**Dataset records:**
▼
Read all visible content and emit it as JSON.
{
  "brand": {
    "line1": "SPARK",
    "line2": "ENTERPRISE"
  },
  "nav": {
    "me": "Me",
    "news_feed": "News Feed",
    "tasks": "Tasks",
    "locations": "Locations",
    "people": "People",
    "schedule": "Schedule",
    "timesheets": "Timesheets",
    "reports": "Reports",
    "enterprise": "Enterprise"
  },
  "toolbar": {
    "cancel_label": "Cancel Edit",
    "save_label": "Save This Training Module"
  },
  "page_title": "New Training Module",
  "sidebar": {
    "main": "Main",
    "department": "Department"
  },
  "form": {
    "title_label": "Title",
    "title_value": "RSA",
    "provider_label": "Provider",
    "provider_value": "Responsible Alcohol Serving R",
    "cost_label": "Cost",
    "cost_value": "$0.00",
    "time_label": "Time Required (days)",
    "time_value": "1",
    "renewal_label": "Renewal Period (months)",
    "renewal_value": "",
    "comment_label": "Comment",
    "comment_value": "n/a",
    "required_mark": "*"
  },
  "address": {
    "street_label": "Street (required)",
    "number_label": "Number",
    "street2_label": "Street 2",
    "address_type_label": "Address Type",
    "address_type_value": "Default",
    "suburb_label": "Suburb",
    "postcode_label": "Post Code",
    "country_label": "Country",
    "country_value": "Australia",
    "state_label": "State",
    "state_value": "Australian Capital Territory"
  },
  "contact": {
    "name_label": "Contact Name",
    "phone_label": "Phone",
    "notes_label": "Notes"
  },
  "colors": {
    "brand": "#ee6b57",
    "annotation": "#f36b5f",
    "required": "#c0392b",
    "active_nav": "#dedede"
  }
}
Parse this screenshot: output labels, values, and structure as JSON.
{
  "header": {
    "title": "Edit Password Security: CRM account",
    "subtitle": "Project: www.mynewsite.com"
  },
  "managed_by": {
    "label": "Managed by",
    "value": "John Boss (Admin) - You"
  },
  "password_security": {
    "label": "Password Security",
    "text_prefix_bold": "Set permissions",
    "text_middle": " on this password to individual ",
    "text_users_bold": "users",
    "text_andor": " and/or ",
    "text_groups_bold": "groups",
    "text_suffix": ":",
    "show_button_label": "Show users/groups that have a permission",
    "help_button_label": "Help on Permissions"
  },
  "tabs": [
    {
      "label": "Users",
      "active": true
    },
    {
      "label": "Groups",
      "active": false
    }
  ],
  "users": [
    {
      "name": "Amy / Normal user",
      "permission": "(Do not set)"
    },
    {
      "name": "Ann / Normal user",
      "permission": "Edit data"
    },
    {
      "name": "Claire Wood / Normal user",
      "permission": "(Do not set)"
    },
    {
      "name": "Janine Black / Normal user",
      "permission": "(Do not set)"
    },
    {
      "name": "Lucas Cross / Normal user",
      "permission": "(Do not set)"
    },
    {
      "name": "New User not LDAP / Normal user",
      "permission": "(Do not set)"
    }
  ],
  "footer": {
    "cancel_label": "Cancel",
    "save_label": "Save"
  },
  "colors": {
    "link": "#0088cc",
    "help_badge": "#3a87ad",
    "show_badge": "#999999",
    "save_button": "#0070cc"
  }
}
▲
**Do this:** All of the data needs to be printed once more, exactly.

**Solved exercise:**
Read all visible content and emit it as JSON.
{
  "brand": {
    "line1": "SPARK",
    "line2": "ENTERPRISE"
  },
  "nav": {
    "me": "Me",
    "news_feed": "News Feed",
    "tasks": "Tasks",
    "locations": "Locations",
    "people": "People",
    "schedule": "Schedule",
    "timesheets": "Timesheets",
    "reports": "Reports",
    "enterprise": "Enterprise"
  },
  "toolbar": {
    "cancel_label": "Cancel Edit",
    "save_label": "Save This Training Module"
  },
  "page_title": "New Training Module",
  "sidebar": {
    "main": "Main",
    "department": "Department"
  },
  "form": {
    "title_label": "Title",
    "title_value": "RSA",
    "provider_label": "Provider",
    "provider_value": "Responsible Alcohol Serving R",
    "cost_label": "Cost",
    "cost_value": "$0.00",
    "time_label": "Time Required (days)",
    "time_value": "1",
    "renewal_label": "Renewal Period (months)",
    "renewal_value": "",
    "comment_label": "Comment",
    "comment_value": "n/a",
    "required_mark": "*"
  },
  "address": {
    "street_label": "Street (required)",
    "number_label": "Number",
    "street2_label": "Street 2",
    "address_type_label": "Address Type",
    "address_type_value": "Default",
    "suburb_label": "Suburb",
    "postcode_label": "Post Code",
    "country_label": "Country",
    "country_value": "Australia",
    "state_label": "State",
    "state_value": "Australian Capital Territory"
  },
  "contact": {
    "name_label": "Contact Name",
    "phone_label": "Phone",
    "notes_label": "Notes"
  },
  "colors": {
    "brand": "#ee6b57",
    "annotation": "#f36b5f",
    "required": "#c0392b",
    "active_nav": "#dedede"
  }
}
Parse this screenshot: output labels, values, and structure as JSON.
{
  "header": {
    "title": "Edit Password Security: CRM account",
    "subtitle": "Project: www.mynewsite.com"
  },
  "managed_by": {
    "label": "Managed by",
    "value": "John Boss (Admin) - You"
  },
  "password_security": {
    "label": "Password Security",
    "text_prefix_bold": "Set permissions",
    "text_middle": " on this password to individual ",
    "text_users_bold": "users",
    "text_andor": " and/or ",
    "text_groups_bold": "groups",
    "text_suffix": ":",
    "show_button_label": "Show users/groups that have a permission",
    "help_button_label": "Help on Permissions"
  },
  "tabs": [
    {
      "label": "Users",
      "active": true
    },
    {
      "label": "Groups",
      "active": false
    }
  ],
  "users": [
    {
      "name": "Amy / Normal user",
      "permission": "(Do not set)"
    },
    {
      "name": "Ann / Normal user",
      "permission": "Edit data"
    },
    {
      "name": "Claire Wood / Normal user",
      "permission": "(Do not set)"
    },
    {
      "name": "Janine Black / Normal user",
      "permission": "(Do not set)"
    },
    {
      "name": "Lucas Cross / Normal user",
      "permission": "(Do not set)"
    },
    {
      "name": "New User not LDAP / Normal user",
      "permission": "(Do not set)"
    }
  ],
  "footer": {
    "cancel_label": "Cancel",
    "save_label": "Save"
  },
  "colors": {
    "link": "#0088cc",
    "help_badge": "#3a87ad",
    "show_badge": "#999999",
    "save_button": "#0070cc"
  }
}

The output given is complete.